_Task details:_
Extract the data exactly, missing nothing.

---- Supplied entries

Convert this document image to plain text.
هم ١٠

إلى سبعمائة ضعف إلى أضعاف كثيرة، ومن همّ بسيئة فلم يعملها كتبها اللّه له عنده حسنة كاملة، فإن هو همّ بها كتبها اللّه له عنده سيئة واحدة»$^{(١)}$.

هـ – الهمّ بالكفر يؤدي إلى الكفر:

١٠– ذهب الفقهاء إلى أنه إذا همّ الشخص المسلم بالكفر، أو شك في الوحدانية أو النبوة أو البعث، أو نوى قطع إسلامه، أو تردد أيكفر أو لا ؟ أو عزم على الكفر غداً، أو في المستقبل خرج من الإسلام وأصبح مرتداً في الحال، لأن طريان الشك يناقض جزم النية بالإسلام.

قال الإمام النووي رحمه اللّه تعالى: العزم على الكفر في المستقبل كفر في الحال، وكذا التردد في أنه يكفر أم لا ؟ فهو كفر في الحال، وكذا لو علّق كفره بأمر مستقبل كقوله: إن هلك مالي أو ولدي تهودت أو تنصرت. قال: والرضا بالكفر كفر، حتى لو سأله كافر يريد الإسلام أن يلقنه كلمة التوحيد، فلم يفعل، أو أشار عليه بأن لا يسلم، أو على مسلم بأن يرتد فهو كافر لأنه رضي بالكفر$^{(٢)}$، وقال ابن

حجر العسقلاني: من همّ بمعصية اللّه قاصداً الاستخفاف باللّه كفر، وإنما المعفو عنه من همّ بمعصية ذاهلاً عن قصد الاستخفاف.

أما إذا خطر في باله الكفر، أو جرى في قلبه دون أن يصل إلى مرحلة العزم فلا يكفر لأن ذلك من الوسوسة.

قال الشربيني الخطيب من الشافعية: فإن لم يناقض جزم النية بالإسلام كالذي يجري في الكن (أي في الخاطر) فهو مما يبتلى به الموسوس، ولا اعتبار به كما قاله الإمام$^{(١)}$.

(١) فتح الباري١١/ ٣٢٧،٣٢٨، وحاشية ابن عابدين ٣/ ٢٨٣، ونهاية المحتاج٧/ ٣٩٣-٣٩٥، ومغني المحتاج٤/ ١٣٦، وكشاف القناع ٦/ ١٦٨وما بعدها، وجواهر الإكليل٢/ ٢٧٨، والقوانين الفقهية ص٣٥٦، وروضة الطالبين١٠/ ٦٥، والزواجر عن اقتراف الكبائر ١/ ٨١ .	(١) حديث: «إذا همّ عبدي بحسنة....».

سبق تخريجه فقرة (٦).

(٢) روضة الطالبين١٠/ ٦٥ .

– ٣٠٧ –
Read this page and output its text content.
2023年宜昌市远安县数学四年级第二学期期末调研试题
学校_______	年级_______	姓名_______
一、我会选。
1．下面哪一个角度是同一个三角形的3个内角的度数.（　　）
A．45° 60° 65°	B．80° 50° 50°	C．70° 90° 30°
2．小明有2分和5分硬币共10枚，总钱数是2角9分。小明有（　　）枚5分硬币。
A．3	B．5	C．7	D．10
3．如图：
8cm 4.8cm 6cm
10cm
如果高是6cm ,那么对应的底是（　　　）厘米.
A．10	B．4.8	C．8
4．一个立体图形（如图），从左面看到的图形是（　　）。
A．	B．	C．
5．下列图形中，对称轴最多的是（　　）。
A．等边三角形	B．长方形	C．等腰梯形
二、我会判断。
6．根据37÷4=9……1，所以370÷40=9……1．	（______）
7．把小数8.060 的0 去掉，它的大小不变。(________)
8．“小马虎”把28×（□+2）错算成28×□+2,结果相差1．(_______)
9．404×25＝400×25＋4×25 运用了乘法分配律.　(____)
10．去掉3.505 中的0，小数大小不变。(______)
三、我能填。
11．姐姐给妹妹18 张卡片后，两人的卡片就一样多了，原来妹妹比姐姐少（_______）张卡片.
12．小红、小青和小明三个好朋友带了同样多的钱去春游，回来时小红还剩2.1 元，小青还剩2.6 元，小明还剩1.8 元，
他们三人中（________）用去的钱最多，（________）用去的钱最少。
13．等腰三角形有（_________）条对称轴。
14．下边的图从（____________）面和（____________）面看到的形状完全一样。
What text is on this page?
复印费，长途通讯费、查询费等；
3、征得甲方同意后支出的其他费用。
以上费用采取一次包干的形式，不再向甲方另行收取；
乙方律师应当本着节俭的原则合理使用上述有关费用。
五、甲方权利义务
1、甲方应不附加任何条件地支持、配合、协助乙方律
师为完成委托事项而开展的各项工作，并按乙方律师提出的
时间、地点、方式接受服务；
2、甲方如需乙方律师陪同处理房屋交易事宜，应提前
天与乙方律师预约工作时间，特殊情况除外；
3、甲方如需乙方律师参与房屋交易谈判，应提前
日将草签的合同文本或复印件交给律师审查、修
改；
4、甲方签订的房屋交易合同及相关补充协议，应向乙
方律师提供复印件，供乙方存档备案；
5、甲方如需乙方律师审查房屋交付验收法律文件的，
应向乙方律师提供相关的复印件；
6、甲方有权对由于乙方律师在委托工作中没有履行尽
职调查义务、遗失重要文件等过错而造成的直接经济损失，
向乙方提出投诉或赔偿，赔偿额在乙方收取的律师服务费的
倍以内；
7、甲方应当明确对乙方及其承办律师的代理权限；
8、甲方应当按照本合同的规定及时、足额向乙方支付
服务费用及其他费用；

--------

_Answer:_
Convert this document image to plain text.
هم ١٠

إلى سبعمائة ضعف إلى أضعاف كثيرة، ومن همّ بسيئة فلم يعملها كتبها اللّه له عنده حسنة كاملة، فإن هو همّ بها كتبها اللّه له عنده سيئة واحدة»$^{(١)}$.

هـ – الهمّ بالكفر يؤدي إلى الكفر:

١٠– ذهب الفقهاء إلى أنه إذا همّ الشخص المسلم بالكفر، أو شك في الوحدانية أو النبوة أو البعث، أو نوى قطع إسلامه، أو تردد أيكفر أو لا ؟ أو عزم على الكفر غداً، أو في المستقبل خرج من الإسلام وأصبح مرتداً في الحال، لأن طريان الشك يناقض جزم النية بالإسلام.

قال الإمام النووي رحمه اللّه تعالى: العزم على الكفر في المستقبل كفر في الحال، وكذا التردد في أنه يكفر أم لا ؟ فهو كفر في الحال، وكذا لو علّق كفره بأمر مستقبل كقوله: إن هلك مالي أو ولدي تهودت أو تنصرت. قال: والرضا بالكفر كفر، حتى لو سأله كافر يريد الإسلام أن يلقنه كلمة التوحيد، فلم يفعل، أو أشار عليه بأن لا يسلم، أو على مسلم بأن يرتد فهو كافر لأنه رضي بالكفر$^{(٢)}$، وقال ابن

حجر العسقلاني: من همّ بمعصية اللّه قاصداً الاستخفاف باللّه كفر، وإنما المعفو عنه من همّ بمعصية ذاهلاً عن قصد الاستخفاف.

أما إذا خطر في باله الكفر، أو جرى في قلبه دون أن يصل إلى مرحلة العزم فلا يكفر لأن ذلك من الوسوسة.

قال الشربيني الخطيب من الشافعية: فإن لم يناقض جزم النية بالإسلام كالذي يجري في الكن (أي في الخاطر) فهو مما يبتلى به الموسوس، ولا اعتبار به كما قاله الإمام$^{(١)}$.

(١) فتح الباري١١/ ٣٢٧،٣٢٨، وحاشية ابن عابدين ٣/ ٢٨٣، ونهاية المحتاج٧/ ٣٩٣-٣٩٥، ومغني المحتاج٤/ ١٣٦، وكشاف القناع ٦/ ١٦٨وما بعدها، وجواهر الإكليل٢/ ٢٧٨، والقوانين الفقهية ص٣٥٦، وروضة الطالبين١٠/ ٦٥، والزواجر عن اقتراف الكبائر ١/ ٨١ .	(١) حديث: «إذا همّ عبدي بحسنة....».

سبق تخريجه فقرة (٦).

(٢) روضة الطالبين١٠/ ٦٥ .

– ٣٠٧ –
Read this page and output its text content.
2023年宜昌市远安县数学四年级第二学期期末调研试题
学校_______	年级_______	姓名_______
一、我会选。
1．下面哪一个角度是同一个三角形的3个内角的度数.（　　）
A．45° 60° 65°	B．80° 50° 50°	C．70° 90° 30°
2．小明有2分和5分硬币共10枚，总钱数是2角9分。小明有（　　）枚5分硬币。
A．3	B．5	C．7	D．10
3．如图：
8cm 4.8cm 6cm
10cm
如果高是6cm ,那么对应的底是（　　　）厘米.
A．10	B．4.8	C．8
4．一个立体图形（如图），从左面看到的图形是（　　）。
A．	B．	C．
5．下列图形中，对称轴最多的是（　　）。
A．等边三角形	B．长方形	C．等腰梯形
二、我会判断。
6．根据37÷4=9……1，所以370÷40=9……1．	（______）
7．把小数8.060 的0 去掉，它的大小不变。(________)
8．“小马虎”把28×（□+2）错算成28×□+2,结果相差1．(_______)
9．404×25＝400×25＋4×25 运用了乘法分配律.　(____)
10．去掉3.505 中的0，小数大小不变。(______)
三、我能填。
11．姐姐给妹妹18 张卡片后，两人的卡片就一样多了，原来妹妹比姐姐少（_______）张卡片.
12．小红、小青和小明三个好朋友带了同样多的钱去春游，回来时小红还剩2.1 元，小青还剩2.6 元，小明还剩1.8 元，
他们三人中（________）用去的钱最多，（________）用去的钱最少。
13．等腰三角形有（_________）条对称轴。
14．下边的图从（____________）面和（____________）面看到的形状完全一样。
What text is on this page?
复印费，长途通讯费、查询费等；
3、征得甲方同意后支出的其他费用。
以上费用采取一次包干的形式，不再向甲方另行收取；
乙方律师应当本着节俭的原则合理使用上述有关费用。
五、甲方权利义务
1、甲方应不附加任何条件地支持、配合、协助乙方律
师为完成委托事项而开展的各项工作，并按乙方律师提出的
时间、地点、方式接受服务；
2、甲方如需乙方律师陪同处理房屋交易事宜，应提前
天与乙方律师预约工作时间，特殊情况除外；
3、甲方如需乙方律师参与房屋交易谈判，应提前
日将草签的合同文本或复印件交给律师审查、修
改；
4、甲方签订的房屋交易合同及相关补充协议，应向乙
方律师提供复印件，供乙方存档备案；
5、甲方如需乙方律师审查房屋交付验收法律文件的，
应向乙方律师提供相关的复印件；
6、甲方有权对由于乙方律师在委托工作中没有履行尽
职调查义务、遗失重要文件等过错而造成的直接经济损失，
向乙方提出投诉或赔偿，赔偿额在乙方收取的律师服务费的
倍以内；
7、甲方应当明确对乙方及其承办律师的代理权限；
8、甲方应当按照本合同的规定及时、足额向乙方支付
服务费用及其他费用；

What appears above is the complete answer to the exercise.